• Exercise description: Check every line of the entries below for the word "items", and copy the ones that have it.

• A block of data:
——————

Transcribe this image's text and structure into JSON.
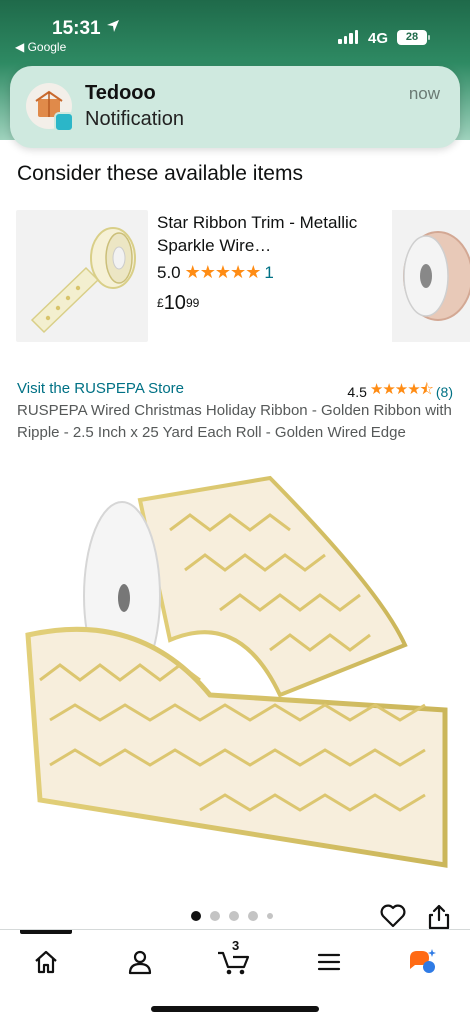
{
  "status_bar": {
    "time": "15:31",
    "back_app": "◀ Google",
    "network": "4G",
    "battery": "28"
  },
  "notification": {
    "app": "Tedooo",
    "body": "Notification",
    "time": "now"
  },
  "consider": {
    "title": "Consider these available items",
    "product": {
      "name": "Star Ribbon Trim - Metallic Sparkle Wire…",
      "rating": "5.0",
      "stars": "★★★★★",
      "review_count": "1",
      "currency": "£",
      "price_whole": "10",
      "price_fraction": "99"
    }
  },
  "main_product": {
    "store_link": "Visit the RUSPEPA Store",
    "rating": "4.5",
    "stars": "★★★★⯪",
    "review_count": "(8)",
    "title": "RUSPEPA Wired Christmas Holiday Ribbon - Golden Ribbon with Ripple - 2.5 Inch x 25 Yard Each Roll - Golden Wired Edge",
    "image_count": 5,
    "active_image_index": 0
  },
  "bottom_nav": {
    "items": [
      "home-icon",
      "account-icon",
      "cart-icon",
      "menu-icon",
      "rufus-icon"
    ],
    "cart_count": "3"
  },
  "colors": {
    "link": "#007185",
    "star": "#ff8c14",
    "status_bar": "#1f6a4a"
  }
}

——————

• Solution to this exercise:
    "title": "Consider these available items",
    "items": [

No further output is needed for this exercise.